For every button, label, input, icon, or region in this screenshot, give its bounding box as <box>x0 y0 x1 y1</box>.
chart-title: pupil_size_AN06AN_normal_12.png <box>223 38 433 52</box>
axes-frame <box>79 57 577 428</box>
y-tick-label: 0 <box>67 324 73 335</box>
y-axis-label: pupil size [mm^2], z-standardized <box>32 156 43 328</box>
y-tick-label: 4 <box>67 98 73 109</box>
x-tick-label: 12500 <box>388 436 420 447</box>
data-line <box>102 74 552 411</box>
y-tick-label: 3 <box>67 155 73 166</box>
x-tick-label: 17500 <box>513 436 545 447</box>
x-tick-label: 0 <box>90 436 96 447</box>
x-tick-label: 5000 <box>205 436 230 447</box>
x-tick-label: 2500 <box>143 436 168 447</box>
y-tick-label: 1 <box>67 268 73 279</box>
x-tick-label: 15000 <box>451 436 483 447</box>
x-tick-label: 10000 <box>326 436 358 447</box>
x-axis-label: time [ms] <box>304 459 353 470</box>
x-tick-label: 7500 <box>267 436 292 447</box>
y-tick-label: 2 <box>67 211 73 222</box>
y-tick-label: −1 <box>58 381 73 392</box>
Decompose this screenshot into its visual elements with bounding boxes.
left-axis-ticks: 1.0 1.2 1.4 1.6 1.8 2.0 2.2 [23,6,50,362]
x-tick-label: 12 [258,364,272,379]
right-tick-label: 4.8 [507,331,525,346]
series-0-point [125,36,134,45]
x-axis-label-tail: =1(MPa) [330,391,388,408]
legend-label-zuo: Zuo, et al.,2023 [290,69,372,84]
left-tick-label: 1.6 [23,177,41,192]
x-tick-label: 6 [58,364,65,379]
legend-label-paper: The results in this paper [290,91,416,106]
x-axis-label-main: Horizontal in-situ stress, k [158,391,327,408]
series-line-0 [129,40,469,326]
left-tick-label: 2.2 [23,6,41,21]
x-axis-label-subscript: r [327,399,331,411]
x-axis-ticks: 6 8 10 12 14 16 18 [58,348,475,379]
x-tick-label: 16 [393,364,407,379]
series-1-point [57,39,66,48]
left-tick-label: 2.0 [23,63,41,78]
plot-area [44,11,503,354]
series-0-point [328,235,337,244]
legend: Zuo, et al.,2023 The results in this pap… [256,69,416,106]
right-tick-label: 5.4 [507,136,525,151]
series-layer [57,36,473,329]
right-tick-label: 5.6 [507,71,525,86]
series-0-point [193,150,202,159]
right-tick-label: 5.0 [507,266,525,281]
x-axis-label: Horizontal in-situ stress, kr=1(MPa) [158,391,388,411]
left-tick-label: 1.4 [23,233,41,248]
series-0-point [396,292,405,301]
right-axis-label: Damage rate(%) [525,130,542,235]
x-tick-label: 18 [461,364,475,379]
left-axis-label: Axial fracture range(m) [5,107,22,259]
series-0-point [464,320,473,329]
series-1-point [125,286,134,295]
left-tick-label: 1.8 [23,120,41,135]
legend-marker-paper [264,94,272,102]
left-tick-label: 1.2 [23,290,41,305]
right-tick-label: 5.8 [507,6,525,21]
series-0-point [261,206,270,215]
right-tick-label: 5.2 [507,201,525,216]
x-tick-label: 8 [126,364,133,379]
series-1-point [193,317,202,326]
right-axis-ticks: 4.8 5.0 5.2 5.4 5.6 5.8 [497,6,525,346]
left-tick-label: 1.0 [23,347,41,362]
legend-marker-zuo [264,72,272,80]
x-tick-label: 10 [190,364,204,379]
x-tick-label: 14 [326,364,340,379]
※ ※ ※
--- PROMPT ---
Return all of the lines above verbatim, in their original order, without altering any character.

--- RESULT OF THE TASK ---
For every button, label, input, icon, or region in this screenshot, give its bounding box as <box>x0 y0 x1 y1</box>.
chart-title: pupil_size_AN06AN_normal_12.png <box>223 38 433 52</box>
axes-frame <box>79 57 577 428</box>
y-tick-label: 0 <box>67 324 73 335</box>
y-axis-label: pupil size [mm^2], z-standardized <box>32 156 43 328</box>
y-tick-label: 4 <box>67 98 73 109</box>
x-tick-label: 12500 <box>388 436 420 447</box>
data-line <box>102 74 552 411</box>
y-tick-label: 3 <box>67 155 73 166</box>
x-tick-label: 17500 <box>513 436 545 447</box>
x-tick-label: 0 <box>90 436 96 447</box>
x-tick-label: 5000 <box>205 436 230 447</box>
x-tick-label: 2500 <box>143 436 168 447</box>
y-tick-label: 1 <box>67 268 73 279</box>
x-tick-label: 15000 <box>451 436 483 447</box>
x-tick-label: 10000 <box>326 436 358 447</box>
x-axis-label: time [ms] <box>304 459 353 470</box>
x-tick-label: 7500 <box>267 436 292 447</box>
y-tick-label: 2 <box>67 211 73 222</box>
y-tick-label: −1 <box>58 381 73 392</box>
Decompose this screenshot into its visual elements with bounding boxes.
left-axis-ticks: 1.0 1.2 1.4 1.6 1.8 2.0 2.2 [23,6,50,362]
x-tick-label: 12 [258,364,272,379]
right-tick-label: 4.8 [507,331,525,346]
series-0-point [125,36,134,45]
x-axis-label-tail: =1(MPa) [330,391,388,408]
legend-label-zuo: Zuo, et al.,2023 [290,69,372,84]
left-tick-label: 1.6 [23,177,41,192]
x-tick-label: 6 [58,364,65,379]
legend-label-paper: The results in this paper [290,91,416,106]
x-axis-label-main: Horizontal in-situ stress, k [158,391,327,408]
series-line-0 [129,40,469,326]
left-tick-label: 2.2 [23,6,41,21]
x-axis-label-subscript: r [327,399,331,411]
x-axis-ticks: 6 8 10 12 14 16 18 [58,348,475,379]
x-tick-label: 16 [393,364,407,379]
series-1-point [57,39,66,48]
left-tick-label: 2.0 [23,63,41,78]
plot-area [44,11,503,354]
series-0-point [328,235,337,244]
legend: Zuo, et al.,2023 The results in this pap… [256,69,416,106]
right-tick-label: 5.4 [507,136,525,151]
series-layer [57,36,473,329]
right-tick-label: 5.6 [507,71,525,86]
series-0-point [193,150,202,159]
right-tick-label: 5.0 [507,266,525,281]
x-axis-label: Horizontal in-situ stress, kr=1(MPa) [158,391,388,411]
left-tick-label: 1.4 [23,233,41,248]
series-0-point [396,292,405,301]
right-axis-label: Damage rate(%) [525,130,542,235]
x-tick-label: 18 [461,364,475,379]
left-axis-label: Axial fracture range(m) [5,107,22,259]
series-0-point [464,320,473,329]
series-1-point [125,286,134,295]
left-tick-label: 1.8 [23,120,41,135]
legend-marker-paper [264,94,272,102]
left-tick-label: 1.2 [23,290,41,305]
right-tick-label: 5.8 [507,6,525,21]
series-0-point [261,206,270,215]
right-tick-label: 5.2 [507,201,525,216]
x-tick-label: 8 [126,364,133,379]
series-1-point [193,317,202,326]
right-axis-ticks: 4.8 5.0 5.2 5.4 5.6 5.8 [497,6,525,346]
left-tick-label: 1.0 [23,347,41,362]
legend-marker-zuo [264,72,272,80]
x-tick-label: 10 [190,364,204,379]
x-tick-label: 14 [326,364,340,379]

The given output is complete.